■ EXERCISE BRIEF: Would it be possible to write out each entry below exactly, without the pictures?
===============
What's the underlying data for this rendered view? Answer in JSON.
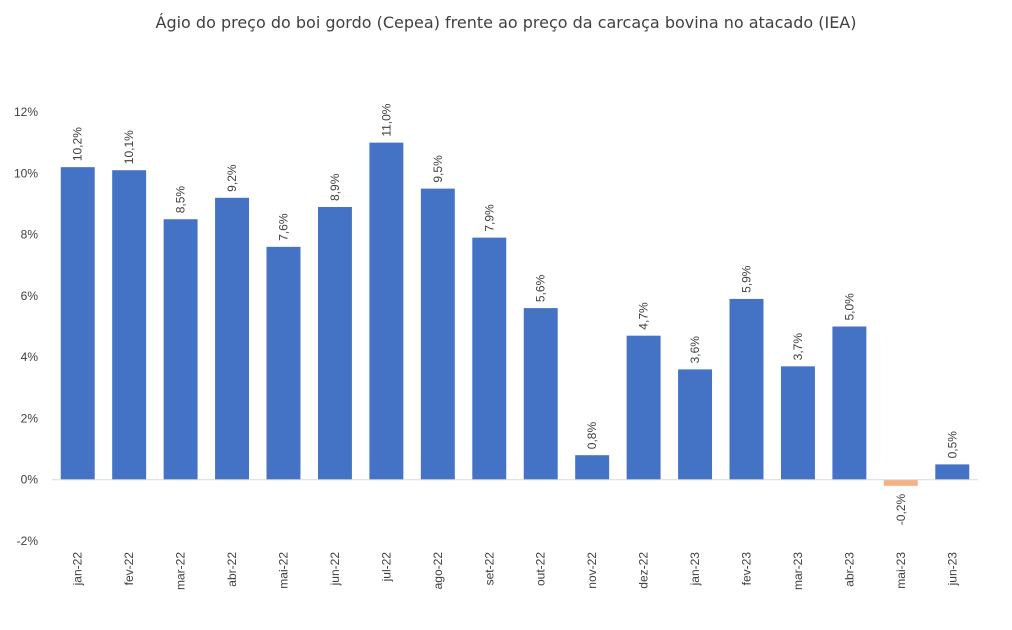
{
  "chart_data": {
    "type": "bar",
    "title": "Ágio do preço do boi gordo (Cepea) frente ao preço da carcaça bovina no atacado (IEA)",
    "xlabel": "",
    "ylabel": "",
    "ylim": [
      -2,
      12
    ],
    "yticks": [
      -2,
      0,
      2,
      4,
      6,
      8,
      10,
      12
    ],
    "ytick_labels": [
      "-2%",
      "0%",
      "2%",
      "4%",
      "6%",
      "8%",
      "10%",
      "12%"
    ],
    "categories": [
      "jan-22",
      "fev-22",
      "mar-22",
      "abr-22",
      "mai-22",
      "jun-22",
      "jul-22",
      "ago-22",
      "set-22",
      "out-22",
      "nov-22",
      "dez-22",
      "jan-23",
      "fev-23",
      "mar-23",
      "abr-23",
      "mai-23",
      "jun-23"
    ],
    "values": [
      10.2,
      10.1,
      8.5,
      9.2,
      7.6,
      8.9,
      11.0,
      9.5,
      7.9,
      5.6,
      0.8,
      4.7,
      3.6,
      5.9,
      3.7,
      5.0,
      -0.2,
      0.5
    ],
    "labels": [
      "10,2%",
      "10,1%",
      "8,5%",
      "9,2%",
      "7,6%",
      "8,9%",
      "11,0%",
      "9,5%",
      "7,9%",
      "5,6%",
      "0,8%",
      "4,7%",
      "3,6%",
      "5,9%",
      "3,7%",
      "5,0%",
      "-0,2%",
      "0,5%"
    ],
    "grid": false,
    "legend": "none",
    "colors": {
      "positive": "#4472C4",
      "negative": "#F4B183",
      "axis": "#D9D9D9"
    }
  }
}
===============
■ RESPONSE BELOW:
What's the underlying data for this rendered view? Answer in JSON.
{
  "chart_data": {
    "type": "bar",
    "title": "Ágio do preço do boi gordo (Cepea) frente ao preço da carcaça bovina no atacado (IEA)",
    "xlabel": "",
    "ylabel": "",
    "ylim": [
      -2,
      12
    ],
    "yticks": [
      -2,
      0,
      2,
      4,
      6,
      8,
      10,
      12
    ],
    "ytick_labels": [
      "-2%",
      "0%",
      "2%",
      "4%",
      "6%",
      "8%",
      "10%",
      "12%"
    ],
    "categories": [
      "jan-22",
      "fev-22",
      "mar-22",
      "abr-22",
      "mai-22",
      "jun-22",
      "jul-22",
      "ago-22",
      "set-22",
      "out-22",
      "nov-22",
      "dez-22",
      "jan-23",
      "fev-23",
      "mar-23",
      "abr-23",
      "mai-23",
      "jun-23"
    ],
    "values": [
      10.2,
      10.1,
      8.5,
      9.2,
      7.6,
      8.9,
      11.0,
      9.5,
      7.9,
      5.6,
      0.8,
      4.7,
      3.6,
      5.9,
      3.7,
      5.0,
      -0.2,
      0.5
    ],
    "labels": [
      "10,2%",
      "10,1%",
      "8,5%",
      "9,2%",
      "7,6%",
      "8,9%",
      "11,0%",
      "9,5%",
      "7,9%",
      "5,6%",
      "0,8%",
      "4,7%",
      "3,6%",
      "5,9%",
      "3,7%",
      "5,0%",
      "-0,2%",
      "0,5%"
    ],
    "grid": false,
    "legend": "none",
    "colors": {
      "positive": "#4472C4",
      "negative": "#F4B183",
      "axis": "#D9D9D9"
    }
  }
}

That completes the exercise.